Exercise task: Scan the records for the string "name"; copy each line where it occurs.

Record extracts:
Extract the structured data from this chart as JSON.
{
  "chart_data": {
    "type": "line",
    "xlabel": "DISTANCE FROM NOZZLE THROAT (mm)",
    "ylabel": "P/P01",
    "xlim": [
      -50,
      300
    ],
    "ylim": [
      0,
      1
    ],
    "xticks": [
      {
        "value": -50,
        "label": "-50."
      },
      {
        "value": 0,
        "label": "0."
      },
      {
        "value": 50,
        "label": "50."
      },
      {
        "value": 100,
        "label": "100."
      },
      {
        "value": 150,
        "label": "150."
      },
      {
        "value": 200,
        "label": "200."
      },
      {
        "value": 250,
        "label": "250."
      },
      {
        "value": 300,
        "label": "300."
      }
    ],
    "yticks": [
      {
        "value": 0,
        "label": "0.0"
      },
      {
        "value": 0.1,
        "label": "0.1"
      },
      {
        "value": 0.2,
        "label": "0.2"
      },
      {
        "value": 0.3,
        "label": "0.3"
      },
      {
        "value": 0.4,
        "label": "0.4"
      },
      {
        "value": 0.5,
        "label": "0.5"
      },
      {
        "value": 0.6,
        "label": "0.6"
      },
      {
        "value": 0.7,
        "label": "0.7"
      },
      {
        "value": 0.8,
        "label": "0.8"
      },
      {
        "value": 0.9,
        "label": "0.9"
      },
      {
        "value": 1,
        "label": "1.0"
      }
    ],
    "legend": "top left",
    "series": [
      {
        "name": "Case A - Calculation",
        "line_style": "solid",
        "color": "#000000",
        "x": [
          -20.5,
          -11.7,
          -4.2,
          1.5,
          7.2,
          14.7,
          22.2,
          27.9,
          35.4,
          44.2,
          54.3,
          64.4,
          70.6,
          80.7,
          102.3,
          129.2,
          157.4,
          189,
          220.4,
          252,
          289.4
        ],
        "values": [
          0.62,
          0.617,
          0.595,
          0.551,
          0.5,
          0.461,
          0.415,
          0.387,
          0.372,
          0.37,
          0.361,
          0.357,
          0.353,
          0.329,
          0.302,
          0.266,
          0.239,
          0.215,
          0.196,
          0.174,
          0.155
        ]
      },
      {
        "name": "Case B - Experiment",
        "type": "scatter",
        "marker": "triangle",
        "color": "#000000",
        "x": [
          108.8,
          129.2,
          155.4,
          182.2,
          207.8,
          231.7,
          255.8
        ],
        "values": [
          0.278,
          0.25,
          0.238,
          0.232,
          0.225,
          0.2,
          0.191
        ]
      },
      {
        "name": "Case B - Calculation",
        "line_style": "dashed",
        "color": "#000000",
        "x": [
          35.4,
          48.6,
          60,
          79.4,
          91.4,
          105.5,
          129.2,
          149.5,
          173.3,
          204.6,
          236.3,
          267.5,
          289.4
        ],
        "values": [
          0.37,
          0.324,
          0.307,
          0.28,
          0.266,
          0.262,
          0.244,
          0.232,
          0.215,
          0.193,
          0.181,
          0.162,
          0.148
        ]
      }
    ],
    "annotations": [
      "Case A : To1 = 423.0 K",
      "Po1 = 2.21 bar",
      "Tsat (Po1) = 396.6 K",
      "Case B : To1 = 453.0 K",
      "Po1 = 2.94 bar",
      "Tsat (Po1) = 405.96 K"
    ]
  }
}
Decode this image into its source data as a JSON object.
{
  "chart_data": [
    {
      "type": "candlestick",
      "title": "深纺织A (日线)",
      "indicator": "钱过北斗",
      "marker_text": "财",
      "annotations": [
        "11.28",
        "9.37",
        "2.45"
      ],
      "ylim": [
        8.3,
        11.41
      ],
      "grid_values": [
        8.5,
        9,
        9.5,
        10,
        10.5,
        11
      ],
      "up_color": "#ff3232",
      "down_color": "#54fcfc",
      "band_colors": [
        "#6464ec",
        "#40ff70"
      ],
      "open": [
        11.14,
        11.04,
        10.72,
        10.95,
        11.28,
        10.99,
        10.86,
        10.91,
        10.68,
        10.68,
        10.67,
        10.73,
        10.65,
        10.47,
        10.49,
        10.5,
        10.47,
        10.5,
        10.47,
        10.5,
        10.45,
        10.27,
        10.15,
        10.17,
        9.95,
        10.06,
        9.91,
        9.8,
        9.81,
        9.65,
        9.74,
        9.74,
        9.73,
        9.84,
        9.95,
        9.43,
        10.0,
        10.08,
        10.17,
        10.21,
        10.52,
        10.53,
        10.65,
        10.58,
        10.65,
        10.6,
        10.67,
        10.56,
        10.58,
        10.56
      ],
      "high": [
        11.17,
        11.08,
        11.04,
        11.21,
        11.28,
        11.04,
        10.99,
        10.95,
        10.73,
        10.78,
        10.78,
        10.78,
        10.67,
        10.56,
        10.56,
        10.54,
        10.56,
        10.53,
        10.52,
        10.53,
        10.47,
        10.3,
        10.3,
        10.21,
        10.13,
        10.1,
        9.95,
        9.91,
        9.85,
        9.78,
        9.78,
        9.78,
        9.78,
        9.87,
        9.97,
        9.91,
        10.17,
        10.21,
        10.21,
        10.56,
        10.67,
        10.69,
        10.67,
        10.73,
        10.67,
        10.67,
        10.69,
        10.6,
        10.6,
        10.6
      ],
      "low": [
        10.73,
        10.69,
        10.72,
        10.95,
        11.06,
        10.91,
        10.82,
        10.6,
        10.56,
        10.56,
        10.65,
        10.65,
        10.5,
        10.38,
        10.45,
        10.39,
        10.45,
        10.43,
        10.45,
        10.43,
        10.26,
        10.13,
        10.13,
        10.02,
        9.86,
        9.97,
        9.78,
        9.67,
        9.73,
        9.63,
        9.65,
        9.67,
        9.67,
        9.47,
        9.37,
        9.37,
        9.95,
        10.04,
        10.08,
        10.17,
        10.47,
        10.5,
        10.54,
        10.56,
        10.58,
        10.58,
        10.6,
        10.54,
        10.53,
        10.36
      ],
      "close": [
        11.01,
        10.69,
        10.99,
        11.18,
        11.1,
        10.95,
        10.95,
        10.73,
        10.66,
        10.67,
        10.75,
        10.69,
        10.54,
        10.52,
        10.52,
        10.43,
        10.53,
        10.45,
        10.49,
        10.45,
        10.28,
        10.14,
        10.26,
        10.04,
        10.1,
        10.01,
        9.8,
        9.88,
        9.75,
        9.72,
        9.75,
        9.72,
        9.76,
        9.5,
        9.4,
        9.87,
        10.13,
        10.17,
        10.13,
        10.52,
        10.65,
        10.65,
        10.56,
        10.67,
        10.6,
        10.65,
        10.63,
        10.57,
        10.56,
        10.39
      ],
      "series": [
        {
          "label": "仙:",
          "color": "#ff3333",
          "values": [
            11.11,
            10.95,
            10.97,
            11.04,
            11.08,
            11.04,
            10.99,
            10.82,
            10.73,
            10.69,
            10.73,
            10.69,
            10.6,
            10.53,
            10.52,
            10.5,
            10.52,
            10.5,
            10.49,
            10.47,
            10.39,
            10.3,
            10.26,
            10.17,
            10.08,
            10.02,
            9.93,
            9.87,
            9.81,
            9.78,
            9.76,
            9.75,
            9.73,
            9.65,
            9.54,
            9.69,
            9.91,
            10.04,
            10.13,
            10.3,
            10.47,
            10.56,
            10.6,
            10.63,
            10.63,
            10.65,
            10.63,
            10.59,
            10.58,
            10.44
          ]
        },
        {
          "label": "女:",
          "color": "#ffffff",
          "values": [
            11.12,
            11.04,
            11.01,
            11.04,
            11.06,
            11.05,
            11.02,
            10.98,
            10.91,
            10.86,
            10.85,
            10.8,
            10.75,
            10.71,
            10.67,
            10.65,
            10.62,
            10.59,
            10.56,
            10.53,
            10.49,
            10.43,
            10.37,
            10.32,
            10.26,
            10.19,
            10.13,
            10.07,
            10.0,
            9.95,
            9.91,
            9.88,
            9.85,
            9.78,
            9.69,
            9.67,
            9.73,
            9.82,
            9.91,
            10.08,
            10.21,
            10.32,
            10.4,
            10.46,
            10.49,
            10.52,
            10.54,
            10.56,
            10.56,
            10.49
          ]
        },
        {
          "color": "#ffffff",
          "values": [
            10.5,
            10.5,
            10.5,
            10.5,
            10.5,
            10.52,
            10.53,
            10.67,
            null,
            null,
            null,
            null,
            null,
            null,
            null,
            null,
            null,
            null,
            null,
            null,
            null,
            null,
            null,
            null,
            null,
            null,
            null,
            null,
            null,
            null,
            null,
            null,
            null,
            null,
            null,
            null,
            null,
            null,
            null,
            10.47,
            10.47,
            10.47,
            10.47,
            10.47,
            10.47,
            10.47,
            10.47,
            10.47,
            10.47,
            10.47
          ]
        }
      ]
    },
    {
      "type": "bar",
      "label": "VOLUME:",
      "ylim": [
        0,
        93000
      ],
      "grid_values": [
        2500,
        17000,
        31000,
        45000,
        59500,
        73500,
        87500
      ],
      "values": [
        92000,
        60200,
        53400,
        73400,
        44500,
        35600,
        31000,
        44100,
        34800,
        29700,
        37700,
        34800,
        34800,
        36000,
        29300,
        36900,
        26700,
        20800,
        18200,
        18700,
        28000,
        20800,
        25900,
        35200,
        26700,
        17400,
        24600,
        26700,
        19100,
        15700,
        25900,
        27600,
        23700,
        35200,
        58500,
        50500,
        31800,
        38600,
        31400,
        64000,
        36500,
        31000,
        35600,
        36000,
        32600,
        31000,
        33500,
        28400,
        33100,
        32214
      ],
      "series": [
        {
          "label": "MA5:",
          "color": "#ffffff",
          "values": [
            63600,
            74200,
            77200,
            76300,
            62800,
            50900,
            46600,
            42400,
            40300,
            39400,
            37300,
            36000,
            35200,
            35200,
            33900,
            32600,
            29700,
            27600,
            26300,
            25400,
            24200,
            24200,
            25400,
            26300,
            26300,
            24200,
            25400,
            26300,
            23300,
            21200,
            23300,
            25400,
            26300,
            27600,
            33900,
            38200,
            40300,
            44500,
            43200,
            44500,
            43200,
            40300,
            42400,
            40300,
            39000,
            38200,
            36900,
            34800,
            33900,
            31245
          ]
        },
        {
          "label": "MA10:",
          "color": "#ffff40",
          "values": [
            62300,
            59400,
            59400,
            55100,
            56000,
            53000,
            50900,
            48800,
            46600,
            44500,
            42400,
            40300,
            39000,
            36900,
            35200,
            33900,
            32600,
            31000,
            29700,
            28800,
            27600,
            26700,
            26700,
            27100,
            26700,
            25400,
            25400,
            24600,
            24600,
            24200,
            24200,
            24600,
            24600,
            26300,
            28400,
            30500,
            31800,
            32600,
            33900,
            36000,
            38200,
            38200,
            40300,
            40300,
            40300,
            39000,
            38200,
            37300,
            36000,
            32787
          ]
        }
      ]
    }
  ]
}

The answer:
        "name": "Case A - Calculation",
        "name": "Case B - Experiment",
        "name": "Case B - Calculation",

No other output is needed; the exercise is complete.